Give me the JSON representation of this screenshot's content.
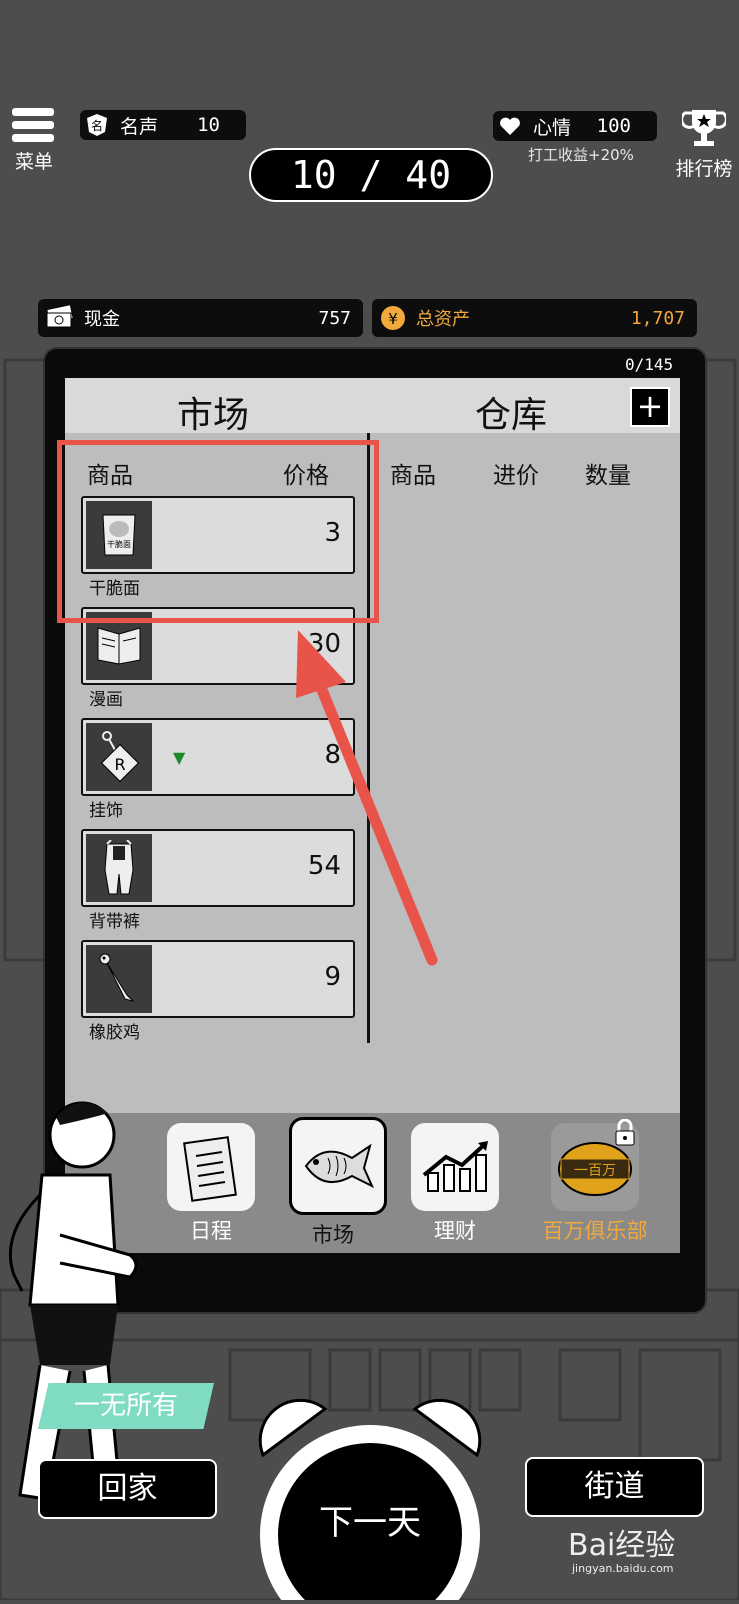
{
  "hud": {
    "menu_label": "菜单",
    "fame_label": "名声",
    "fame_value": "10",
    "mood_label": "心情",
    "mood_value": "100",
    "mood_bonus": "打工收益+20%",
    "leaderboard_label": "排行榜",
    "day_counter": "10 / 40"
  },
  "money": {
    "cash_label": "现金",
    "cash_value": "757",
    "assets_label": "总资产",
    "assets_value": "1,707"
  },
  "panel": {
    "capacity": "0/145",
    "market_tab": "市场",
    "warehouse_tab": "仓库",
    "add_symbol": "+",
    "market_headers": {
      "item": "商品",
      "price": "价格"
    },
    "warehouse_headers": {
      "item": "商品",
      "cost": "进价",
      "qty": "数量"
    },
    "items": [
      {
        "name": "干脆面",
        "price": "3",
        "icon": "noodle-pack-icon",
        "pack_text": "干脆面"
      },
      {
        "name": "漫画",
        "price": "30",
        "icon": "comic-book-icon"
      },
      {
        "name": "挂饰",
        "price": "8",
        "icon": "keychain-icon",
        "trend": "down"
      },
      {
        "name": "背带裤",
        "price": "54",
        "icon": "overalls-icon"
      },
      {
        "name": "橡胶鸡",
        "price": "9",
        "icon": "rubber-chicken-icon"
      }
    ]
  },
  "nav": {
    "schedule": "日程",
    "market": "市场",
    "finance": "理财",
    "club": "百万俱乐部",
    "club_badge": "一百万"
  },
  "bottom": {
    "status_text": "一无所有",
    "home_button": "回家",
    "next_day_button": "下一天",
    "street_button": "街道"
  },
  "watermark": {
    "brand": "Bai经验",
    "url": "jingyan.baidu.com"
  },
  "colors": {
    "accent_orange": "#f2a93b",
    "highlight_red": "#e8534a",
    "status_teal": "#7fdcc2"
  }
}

**GOAL OF THE EXERCISE**
Make an exact copy of the records shown above, without the pictures.

**REPLY TO THE TASK**
Give me the JSON representation of this screenshot's content.
{
  "hud": {
    "menu_label": "菜单",
    "fame_label": "名声",
    "fame_value": "10",
    "mood_label": "心情",
    "mood_value": "100",
    "mood_bonus": "打工收益+20%",
    "leaderboard_label": "排行榜",
    "day_counter": "10 / 40"
  },
  "money": {
    "cash_label": "现金",
    "cash_value": "757",
    "assets_label": "总资产",
    "assets_value": "1,707"
  },
  "panel": {
    "capacity": "0/145",
    "market_tab": "市场",
    "warehouse_tab": "仓库",
    "add_symbol": "+",
    "market_headers": {
      "item": "商品",
      "price": "价格"
    },
    "warehouse_headers": {
      "item": "商品",
      "cost": "进价",
      "qty": "数量"
    },
    "items": [
      {
        "name": "干脆面",
        "price": "3",
        "icon": "noodle-pack-icon",
        "pack_text": "干脆面"
      },
      {
        "name": "漫画",
        "price": "30",
        "icon": "comic-book-icon"
      },
      {
        "name": "挂饰",
        "price": "8",
        "icon": "keychain-icon",
        "trend": "down"
      },
      {
        "name": "背带裤",
        "price": "54",
        "icon": "overalls-icon"
      },
      {
        "name": "橡胶鸡",
        "price": "9",
        "icon": "rubber-chicken-icon"
      }
    ]
  },
  "nav": {
    "schedule": "日程",
    "market": "市场",
    "finance": "理财",
    "club": "百万俱乐部",
    "club_badge": "一百万"
  },
  "bottom": {
    "status_text": "一无所有",
    "home_button": "回家",
    "next_day_button": "下一天",
    "street_button": "街道"
  },
  "watermark": {
    "brand": "Bai经验",
    "url": "jingyan.baidu.com"
  },
  "colors": {
    "accent_orange": "#f2a93b",
    "highlight_red": "#e8534a",
    "status_teal": "#7fdcc2"
  }
}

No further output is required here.